§ **TASK BRIEF**:
Copy out every one of the following lines character for character, with no changes.

[Stored data entries]
------------------------------------

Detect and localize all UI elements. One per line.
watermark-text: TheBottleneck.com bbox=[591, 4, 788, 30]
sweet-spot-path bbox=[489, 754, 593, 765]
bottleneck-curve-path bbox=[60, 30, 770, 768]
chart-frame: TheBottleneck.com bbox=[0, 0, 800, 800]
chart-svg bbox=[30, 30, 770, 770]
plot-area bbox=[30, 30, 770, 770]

------------------------------------

§ **RESULT BELOW**:
Detect and localize all UI elements. One per line.
watermark-text: TheBottleneck.com bbox=[591, 4, 788, 30]
sweet-spot-path bbox=[489, 754, 593, 765]
bottleneck-curve-path bbox=[60, 30, 770, 768]
chart-frame: TheBottleneck.com bbox=[0, 0, 800, 800]
chart-svg bbox=[30, 30, 770, 770]
plot-area bbox=[30, 30, 770, 770]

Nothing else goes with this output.